» **Given task**: Copy every line of the data that contains the string "this".

Figure contents as structured data:
☆ ☆ ☆ ☆ ☆ ☆ ☆

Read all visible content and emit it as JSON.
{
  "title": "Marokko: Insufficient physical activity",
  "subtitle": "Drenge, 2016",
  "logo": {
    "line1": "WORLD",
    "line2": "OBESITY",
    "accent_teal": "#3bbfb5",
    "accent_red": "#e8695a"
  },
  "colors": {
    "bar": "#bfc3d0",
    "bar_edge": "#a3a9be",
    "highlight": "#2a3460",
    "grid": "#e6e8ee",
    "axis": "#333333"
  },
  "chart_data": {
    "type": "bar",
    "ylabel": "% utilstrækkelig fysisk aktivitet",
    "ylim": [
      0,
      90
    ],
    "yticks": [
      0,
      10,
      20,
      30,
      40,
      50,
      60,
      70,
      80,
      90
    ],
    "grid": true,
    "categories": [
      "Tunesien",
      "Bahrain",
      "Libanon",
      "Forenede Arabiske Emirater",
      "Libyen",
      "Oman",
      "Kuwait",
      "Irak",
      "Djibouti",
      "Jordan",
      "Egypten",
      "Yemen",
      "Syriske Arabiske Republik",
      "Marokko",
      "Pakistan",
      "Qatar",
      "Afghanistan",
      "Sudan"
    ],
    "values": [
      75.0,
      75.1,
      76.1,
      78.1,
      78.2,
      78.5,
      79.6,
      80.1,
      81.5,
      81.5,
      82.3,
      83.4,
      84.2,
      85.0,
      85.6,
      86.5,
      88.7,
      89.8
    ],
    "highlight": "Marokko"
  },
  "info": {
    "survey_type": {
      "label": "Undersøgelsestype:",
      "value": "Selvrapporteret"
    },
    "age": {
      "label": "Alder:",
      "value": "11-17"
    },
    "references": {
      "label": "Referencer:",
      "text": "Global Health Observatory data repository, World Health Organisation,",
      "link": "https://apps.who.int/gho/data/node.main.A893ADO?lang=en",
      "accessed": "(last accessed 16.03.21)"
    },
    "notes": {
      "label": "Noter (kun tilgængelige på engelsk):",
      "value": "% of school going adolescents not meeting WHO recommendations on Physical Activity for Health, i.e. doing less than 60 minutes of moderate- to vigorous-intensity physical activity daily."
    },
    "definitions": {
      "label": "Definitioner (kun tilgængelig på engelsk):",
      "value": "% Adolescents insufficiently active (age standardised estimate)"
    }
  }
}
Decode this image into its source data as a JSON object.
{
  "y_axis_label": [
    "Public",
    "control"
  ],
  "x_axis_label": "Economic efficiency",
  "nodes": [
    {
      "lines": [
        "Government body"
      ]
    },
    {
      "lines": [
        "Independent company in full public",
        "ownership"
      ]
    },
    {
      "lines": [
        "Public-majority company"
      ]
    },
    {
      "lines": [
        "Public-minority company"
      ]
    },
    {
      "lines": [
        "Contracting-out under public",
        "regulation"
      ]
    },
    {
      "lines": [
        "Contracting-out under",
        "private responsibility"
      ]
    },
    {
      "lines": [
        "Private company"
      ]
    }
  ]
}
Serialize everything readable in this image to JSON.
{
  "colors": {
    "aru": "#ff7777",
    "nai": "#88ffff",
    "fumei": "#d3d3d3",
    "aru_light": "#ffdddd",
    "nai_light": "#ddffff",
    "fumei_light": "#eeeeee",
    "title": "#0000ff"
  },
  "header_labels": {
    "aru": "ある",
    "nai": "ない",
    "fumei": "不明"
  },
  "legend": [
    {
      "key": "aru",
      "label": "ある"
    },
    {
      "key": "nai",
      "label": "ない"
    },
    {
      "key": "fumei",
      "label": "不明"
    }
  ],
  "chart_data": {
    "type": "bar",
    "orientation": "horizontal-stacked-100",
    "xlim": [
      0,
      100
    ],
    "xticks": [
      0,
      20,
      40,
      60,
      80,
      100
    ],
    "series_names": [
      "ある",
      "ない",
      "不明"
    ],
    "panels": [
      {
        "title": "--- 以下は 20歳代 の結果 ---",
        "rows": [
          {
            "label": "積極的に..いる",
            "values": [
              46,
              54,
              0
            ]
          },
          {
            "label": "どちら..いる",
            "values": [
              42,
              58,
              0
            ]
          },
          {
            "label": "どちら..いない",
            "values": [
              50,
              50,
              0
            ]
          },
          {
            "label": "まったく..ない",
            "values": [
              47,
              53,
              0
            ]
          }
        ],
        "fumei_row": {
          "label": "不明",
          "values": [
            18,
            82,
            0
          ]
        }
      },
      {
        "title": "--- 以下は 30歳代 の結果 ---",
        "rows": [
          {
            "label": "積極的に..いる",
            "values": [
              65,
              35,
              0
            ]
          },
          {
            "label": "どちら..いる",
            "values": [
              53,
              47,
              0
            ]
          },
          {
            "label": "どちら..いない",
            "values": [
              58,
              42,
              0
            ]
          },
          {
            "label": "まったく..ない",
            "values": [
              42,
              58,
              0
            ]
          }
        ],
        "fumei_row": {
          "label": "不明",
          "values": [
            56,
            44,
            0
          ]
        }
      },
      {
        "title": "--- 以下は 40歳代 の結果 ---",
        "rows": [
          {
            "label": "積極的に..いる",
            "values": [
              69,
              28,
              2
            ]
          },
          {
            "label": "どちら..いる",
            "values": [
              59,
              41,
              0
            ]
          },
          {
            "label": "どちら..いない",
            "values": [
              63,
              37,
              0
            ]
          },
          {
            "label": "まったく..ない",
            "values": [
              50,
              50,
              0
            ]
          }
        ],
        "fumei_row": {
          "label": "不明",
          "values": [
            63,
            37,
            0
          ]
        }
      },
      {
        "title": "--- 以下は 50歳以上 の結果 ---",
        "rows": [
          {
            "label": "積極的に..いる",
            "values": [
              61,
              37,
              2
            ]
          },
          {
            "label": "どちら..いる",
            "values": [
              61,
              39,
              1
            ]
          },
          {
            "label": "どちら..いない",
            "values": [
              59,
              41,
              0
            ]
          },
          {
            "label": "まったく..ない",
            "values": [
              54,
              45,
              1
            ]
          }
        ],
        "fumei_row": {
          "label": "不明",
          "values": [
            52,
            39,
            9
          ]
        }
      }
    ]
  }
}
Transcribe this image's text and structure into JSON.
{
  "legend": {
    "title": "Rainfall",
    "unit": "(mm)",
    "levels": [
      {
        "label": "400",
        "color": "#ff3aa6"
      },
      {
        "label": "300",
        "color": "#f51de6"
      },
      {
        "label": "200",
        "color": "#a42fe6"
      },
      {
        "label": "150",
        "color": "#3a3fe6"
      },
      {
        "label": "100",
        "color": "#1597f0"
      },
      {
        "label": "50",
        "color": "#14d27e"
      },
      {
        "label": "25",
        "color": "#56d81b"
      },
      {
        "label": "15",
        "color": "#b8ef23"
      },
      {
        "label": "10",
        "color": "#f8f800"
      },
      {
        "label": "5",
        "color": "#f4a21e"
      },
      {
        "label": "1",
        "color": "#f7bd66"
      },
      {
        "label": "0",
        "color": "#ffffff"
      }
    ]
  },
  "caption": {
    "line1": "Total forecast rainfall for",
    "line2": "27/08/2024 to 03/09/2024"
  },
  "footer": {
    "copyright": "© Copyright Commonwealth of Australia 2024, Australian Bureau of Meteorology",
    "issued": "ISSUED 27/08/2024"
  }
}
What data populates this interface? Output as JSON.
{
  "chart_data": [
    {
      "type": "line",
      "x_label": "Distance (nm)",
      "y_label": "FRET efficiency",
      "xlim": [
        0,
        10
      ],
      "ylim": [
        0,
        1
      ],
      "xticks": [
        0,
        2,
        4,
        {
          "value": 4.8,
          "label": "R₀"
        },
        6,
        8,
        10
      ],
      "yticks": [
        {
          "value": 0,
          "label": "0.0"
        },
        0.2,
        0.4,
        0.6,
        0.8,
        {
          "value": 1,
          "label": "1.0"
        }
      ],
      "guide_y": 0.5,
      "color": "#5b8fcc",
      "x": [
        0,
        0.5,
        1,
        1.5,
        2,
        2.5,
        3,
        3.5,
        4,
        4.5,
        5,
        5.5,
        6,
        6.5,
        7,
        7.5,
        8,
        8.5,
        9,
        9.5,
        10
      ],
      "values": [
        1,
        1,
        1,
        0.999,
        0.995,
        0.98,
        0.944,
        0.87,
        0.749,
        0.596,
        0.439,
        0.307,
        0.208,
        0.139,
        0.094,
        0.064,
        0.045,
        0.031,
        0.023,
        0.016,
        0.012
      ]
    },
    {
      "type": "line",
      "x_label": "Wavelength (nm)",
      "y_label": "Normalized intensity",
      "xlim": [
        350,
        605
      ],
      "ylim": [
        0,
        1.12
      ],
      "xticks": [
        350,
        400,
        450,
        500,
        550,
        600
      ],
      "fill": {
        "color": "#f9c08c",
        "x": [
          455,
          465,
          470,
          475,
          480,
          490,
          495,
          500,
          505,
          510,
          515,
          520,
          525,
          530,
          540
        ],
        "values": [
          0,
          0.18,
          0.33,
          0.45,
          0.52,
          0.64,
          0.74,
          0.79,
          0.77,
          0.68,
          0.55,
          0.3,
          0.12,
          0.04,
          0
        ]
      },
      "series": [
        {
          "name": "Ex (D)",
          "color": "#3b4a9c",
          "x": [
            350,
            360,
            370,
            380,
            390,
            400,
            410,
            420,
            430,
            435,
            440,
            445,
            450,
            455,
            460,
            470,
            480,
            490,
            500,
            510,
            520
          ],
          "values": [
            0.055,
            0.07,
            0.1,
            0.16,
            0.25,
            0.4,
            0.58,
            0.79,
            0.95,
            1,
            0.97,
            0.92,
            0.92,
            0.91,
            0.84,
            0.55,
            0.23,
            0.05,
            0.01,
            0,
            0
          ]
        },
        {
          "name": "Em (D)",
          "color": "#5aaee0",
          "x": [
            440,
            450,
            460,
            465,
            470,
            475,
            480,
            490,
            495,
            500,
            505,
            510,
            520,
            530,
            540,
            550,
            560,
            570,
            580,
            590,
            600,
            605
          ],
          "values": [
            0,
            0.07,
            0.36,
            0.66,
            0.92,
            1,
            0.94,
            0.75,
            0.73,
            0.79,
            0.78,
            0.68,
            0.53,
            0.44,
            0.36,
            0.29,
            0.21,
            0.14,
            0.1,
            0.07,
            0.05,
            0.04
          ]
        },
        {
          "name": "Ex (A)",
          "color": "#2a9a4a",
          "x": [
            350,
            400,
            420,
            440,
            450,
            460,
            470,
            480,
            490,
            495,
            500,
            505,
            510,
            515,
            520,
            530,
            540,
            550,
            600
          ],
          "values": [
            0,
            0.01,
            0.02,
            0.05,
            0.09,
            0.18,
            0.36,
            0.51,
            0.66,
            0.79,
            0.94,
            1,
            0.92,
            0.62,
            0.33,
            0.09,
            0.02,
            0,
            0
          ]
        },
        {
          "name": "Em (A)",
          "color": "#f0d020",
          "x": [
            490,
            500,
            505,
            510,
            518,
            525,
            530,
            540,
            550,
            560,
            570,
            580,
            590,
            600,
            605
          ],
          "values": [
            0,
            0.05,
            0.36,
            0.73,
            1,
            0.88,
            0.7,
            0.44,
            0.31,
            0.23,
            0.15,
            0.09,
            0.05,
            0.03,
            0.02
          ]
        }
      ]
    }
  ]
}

☆ ☆ ☆ ☆ ☆ ☆ ☆

» **Result**:
Decode this image into its source data as a JSON object.
Serialize everything readable in this image to JSON.
Transcribe this image's text and structure into JSON.
What data populates this interface? Output as JSON.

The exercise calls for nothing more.